===== Records for the exercise

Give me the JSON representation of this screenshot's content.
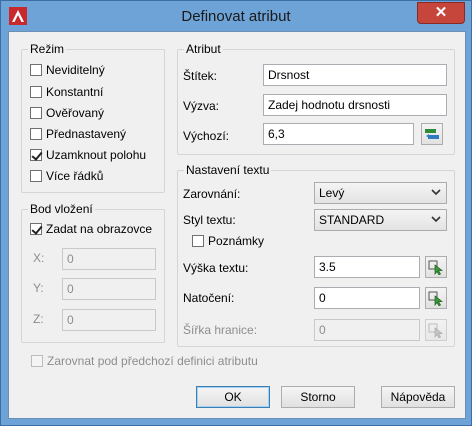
{
  "window": {
    "title": "Definovat atribut",
    "close_glyph": "✕"
  },
  "mode": {
    "legend": "Režim",
    "items": [
      {
        "label": "Neviditelný",
        "checked": false
      },
      {
        "label": "Konstantní",
        "checked": false
      },
      {
        "label": "Ověřovaný",
        "checked": false
      },
      {
        "label": "Přednastavený",
        "checked": false
      },
      {
        "label": "Uzamknout polohu",
        "checked": true
      },
      {
        "label": "Více řádků",
        "checked": false
      }
    ]
  },
  "insertion": {
    "legend": "Bod vložení",
    "specify_label": "Zadat na obrazovce",
    "specify_checked": true,
    "x_label": "X:",
    "x_value": "0",
    "y_label": "Y:",
    "y_value": "0",
    "z_label": "Z:",
    "z_value": "0"
  },
  "align_prev": {
    "label": "Zarovnat pod předchozí definici atributu",
    "checked": false
  },
  "attribute": {
    "legend": "Atribut",
    "tag_label": "Štítek:",
    "tag_value": "Drsnost",
    "prompt_label": "Výzva:",
    "prompt_value": "Zadej hodnotu drsnosti",
    "default_label": "Výchozí:",
    "default_value": "6,3"
  },
  "text_settings": {
    "legend": "Nastavení textu",
    "justification_label": "Zarovnání:",
    "justification_value": "Levý",
    "style_label": "Styl textu:",
    "style_value": "STANDARD",
    "annotative_label": "Poznámky",
    "annotative_checked": false,
    "height_label": "Výška textu:",
    "height_value": "3.5",
    "rotation_label": "Natočení:",
    "rotation_value": "0",
    "width_label": "Šířka hranice:",
    "width_value": "0"
  },
  "buttons": {
    "ok": "OK",
    "cancel": "Storno",
    "help": "Nápověda"
  }
}
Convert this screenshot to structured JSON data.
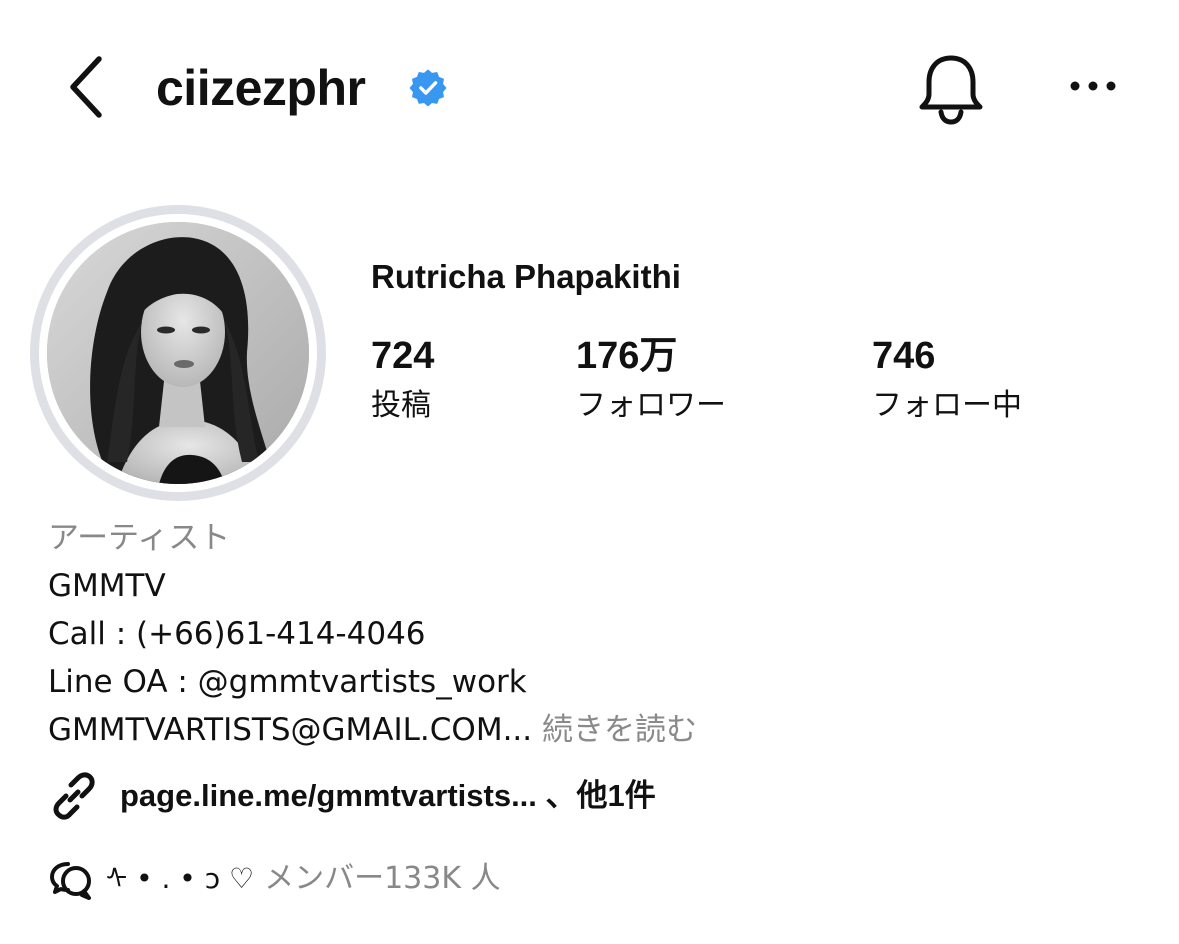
{
  "header": {
    "back_icon": "chevron-left-icon",
    "username": "ciizezphr",
    "verified_icon": "verified-badge-icon",
    "notification_icon": "bell-icon",
    "more_icon": "more-horizontal-icon"
  },
  "profile": {
    "display_name": "Rutricha Phapakithi",
    "avatar_icon": "profile-photo"
  },
  "stats": [
    {
      "value": "724",
      "label": "投稿"
    },
    {
      "value": "176万",
      "label": "フォロワー"
    },
    {
      "value": "746",
      "label": "フォロー中"
    }
  ],
  "bio": {
    "category": "アーティスト",
    "lines": [
      "GMMTV",
      "Call : (+66)61-414-4046",
      "Line OA : @gmmtvartists_work",
      "GMMTVARTISTS@GMAIL.COM..."
    ],
    "more_label": "続きを読む"
  },
  "links": {
    "icon": "link-icon",
    "text": "page.line.me/gmmtvartists... 、他1件"
  },
  "channel": {
    "icon": "broadcast-channel-icon",
    "name": "ᠰ • . • ɔ ♡",
    "meta": "メンバー133K 人"
  },
  "colors": {
    "verified_blue": "#3897f0",
    "text_primary": "#111111",
    "text_secondary": "#888888",
    "avatar_ring": "#dfe0e5"
  }
}
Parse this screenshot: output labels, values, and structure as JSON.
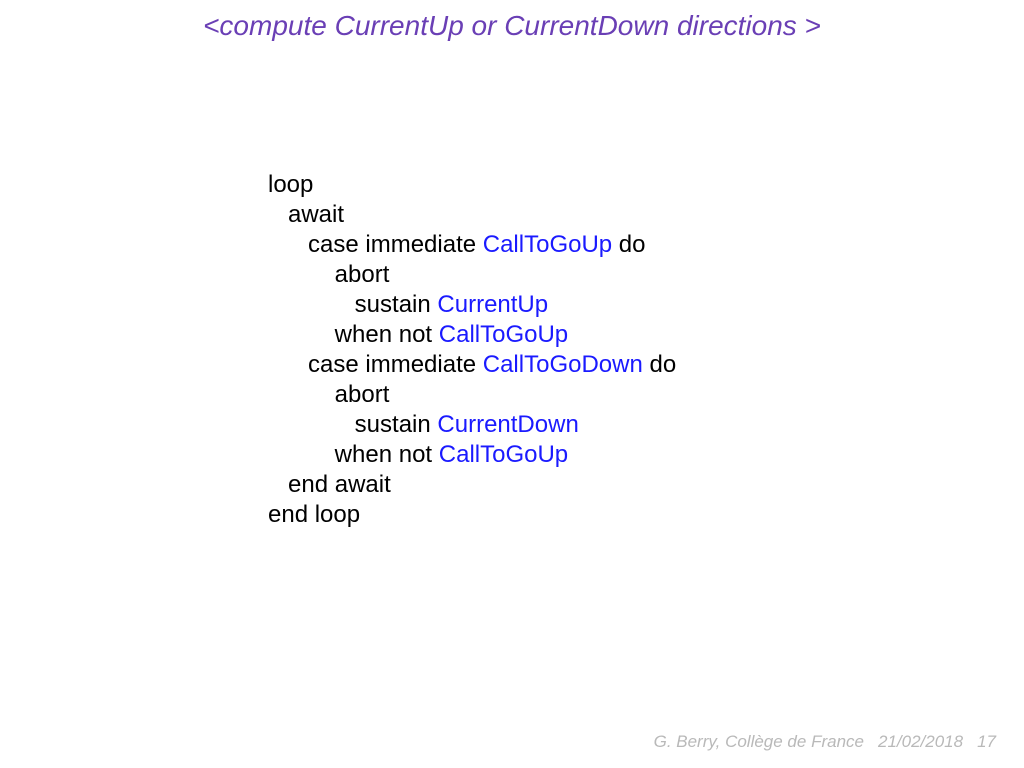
{
  "title": "<compute CurrentUp or CurrentDown directions >",
  "code": {
    "l1": "loop",
    "l2": "   await",
    "l3a": "      case immediate ",
    "l3b": "CallToGoUp",
    "l3c": " do",
    "l4": "          abort",
    "l5a": "             sustain ",
    "l5b": "CurrentUp",
    "l6a": "          when not ",
    "l6b": "CallToGoUp",
    "l7a": "      case immediate ",
    "l7b": "CallToGoDown",
    "l7c": " do",
    "l8": "          abort",
    "l9a": "             sustain ",
    "l9b": "CurrentDown",
    "l10a": "          when not ",
    "l10b": "CallToGoUp",
    "l11": "   end await",
    "l12": "end loop"
  },
  "footer": {
    "author": "G. Berry, Collège de France",
    "date": "21/02/2018",
    "page": "17"
  }
}
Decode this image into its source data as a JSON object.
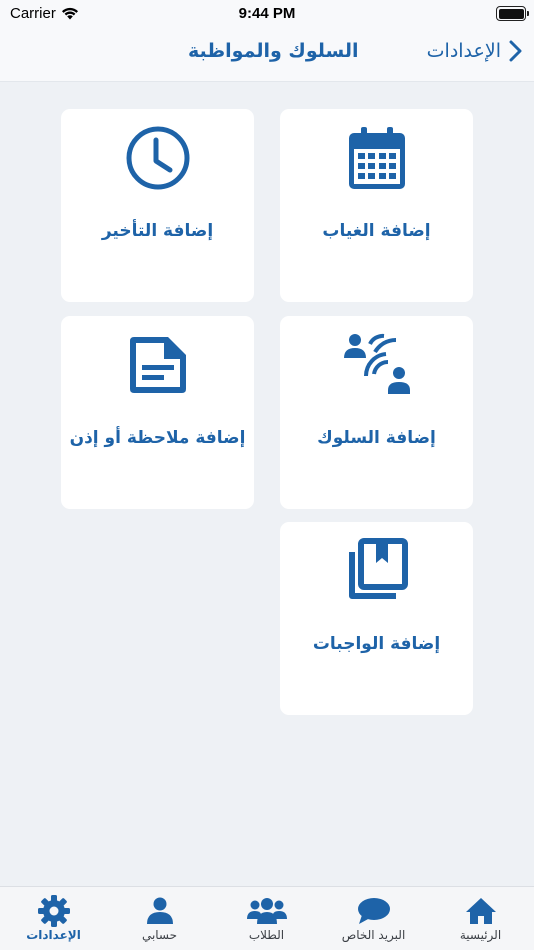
{
  "status_bar": {
    "carrier": "Carrier",
    "time": "9:44 PM"
  },
  "nav": {
    "title": "السلوك والمواظبة",
    "back_label": "الإعدادات"
  },
  "cards": {
    "absence": "إضافة الغياب",
    "lateness": "إضافة التأخير",
    "behavior": "إضافة السلوك",
    "note": "إضافة ملاحظة أو إذن",
    "homework": "إضافة الواجبات"
  },
  "tabs": {
    "home": "الرئيسية",
    "mail": "البريد الخاص",
    "students": "الطلاب",
    "account": "حسابي",
    "settings": "الإعدادات"
  },
  "colors": {
    "accent": "#1e63a8",
    "background": "#eef1f5",
    "card": "#ffffff"
  },
  "icons": {
    "absence": "calendar-icon",
    "lateness": "clock-icon",
    "behavior": "people-communication-icon",
    "note": "document-icon",
    "homework": "bookmark-copy-icon"
  }
}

==========

» **Required work**: Are you able to set down all the lines above exactly, without any pictures?

» **Output for this task**:
Give me the JSON representation of this screenshot's content.
{
  "window": {
    "title": "Definovat atribut",
    "close_glyph": "✕"
  },
  "mode": {
    "legend": "Režim",
    "items": [
      {
        "label": "Neviditelný",
        "checked": false
      },
      {
        "label": "Konstantní",
        "checked": false
      },
      {
        "label": "Ověřovaný",
        "checked": false
      },
      {
        "label": "Přednastavený",
        "checked": false
      },
      {
        "label": "Uzamknout polohu",
        "checked": true
      },
      {
        "label": "Více řádků",
        "checked": false
      }
    ]
  },
  "insertion": {
    "legend": "Bod vložení",
    "specify_label": "Zadat na obrazovce",
    "specify_checked": true,
    "x_label": "X:",
    "x_value": "0",
    "y_label": "Y:",
    "y_value": "0",
    "z_label": "Z:",
    "z_value": "0"
  },
  "align_prev": {
    "label": "Zarovnat pod předchozí definici atributu",
    "checked": false
  },
  "attribute": {
    "legend": "Atribut",
    "tag_label": "Štítek:",
    "tag_value": "Drsnost",
    "prompt_label": "Výzva:",
    "prompt_value": "Zadej hodnotu drsnosti",
    "default_label": "Výchozí:",
    "default_value": "6,3"
  },
  "text_settings": {
    "legend": "Nastavení textu",
    "justification_label": "Zarovnání:",
    "justification_value": "Levý",
    "style_label": "Styl textu:",
    "style_value": "STANDARD",
    "annotative_label": "Poznámky",
    "annotative_checked": false,
    "height_label": "Výška textu:",
    "height_value": "3.5",
    "rotation_label": "Natočení:",
    "rotation_value": "0",
    "width_label": "Šířka hranice:",
    "width_value": "0"
  },
  "buttons": {
    "ok": "OK",
    "cancel": "Storno",
    "help": "Nápověda"
  }
}
Convert this screenshot to structured JSON data.
{
  "header": {
    "back_icon": "chevron-left-icon",
    "username": "ciizezphr",
    "verified_icon": "verified-badge-icon",
    "notification_icon": "bell-icon",
    "more_icon": "more-horizontal-icon"
  },
  "profile": {
    "display_name": "Rutricha Phapakithi",
    "avatar_icon": "profile-photo"
  },
  "stats": [
    {
      "value": "724",
      "label": "投稿"
    },
    {
      "value": "176万",
      "label": "フォロワー"
    },
    {
      "value": "746",
      "label": "フォロー中"
    }
  ],
  "bio": {
    "category": "アーティスト",
    "lines": [
      "GMMTV",
      "Call : (+66)61-414-4046",
      "Line OA : @gmmtvartists_work",
      "GMMTVARTISTS@GMAIL.COM..."
    ],
    "more_label": "続きを読む"
  },
  "links": {
    "icon": "link-icon",
    "text": "page.line.me/gmmtvartists... 、他1件"
  },
  "channel": {
    "icon": "broadcast-channel-icon",
    "name": "ᠰ • . • ɔ ♡",
    "meta": "メンバー133K 人"
  },
  "colors": {
    "verified_blue": "#3897f0",
    "text_primary": "#111111",
    "text_secondary": "#888888",
    "avatar_ring": "#dfe0e5"
  }
}
Parse this screenshot: output labels, values, and structure as JSON.
{
  "title": "<compute CurrentUp or CurrentDown directions >",
  "code": {
    "l1": "loop",
    "l2": "   await",
    "l3a": "      case immediate ",
    "l3b": "CallToGoUp",
    "l3c": " do",
    "l4": "          abort",
    "l5a": "             sustain ",
    "l5b": "CurrentUp",
    "l6a": "          when not ",
    "l6b": "CallToGoUp",
    "l7a": "      case immediate ",
    "l7b": "CallToGoDown",
    "l7c": " do",
    "l8": "          abort",
    "l9a": "             sustain ",
    "l9b": "CurrentDown",
    "l10a": "          when not ",
    "l10b": "CallToGoUp",
    "l11": "   end await",
    "l12": "end loop"
  },
  "footer": {
    "author": "G. Berry, Collège de France",
    "date": "21/02/2018",
    "page": "17"
  }
}
Decode this image into its source data as a JSON object.
{
  "status_bar": {
    "carrier": "Carrier",
    "time": "9:44 PM"
  },
  "nav": {
    "title": "السلوك والمواظبة",
    "back_label": "الإعدادات"
  },
  "cards": {
    "absence": "إضافة الغياب",
    "lateness": "إضافة التأخير",
    "behavior": "إضافة السلوك",
    "note": "إضافة ملاحظة أو إذن",
    "homework": "إضافة الواجبات"
  },
  "tabs": {
    "home": "الرئيسية",
    "mail": "البريد الخاص",
    "students": "الطلاب",
    "account": "حسابي",
    "settings": "الإعدادات"
  },
  "colors": {
    "accent": "#1e63a8",
    "background": "#eef1f5",
    "card": "#ffffff"
  },
  "icons": {
    "absence": "calendar-icon",
    "lateness": "clock-icon",
    "behavior": "people-communication-icon",
    "note": "document-icon",
    "homework": "bookmark-copy-icon"
  }
}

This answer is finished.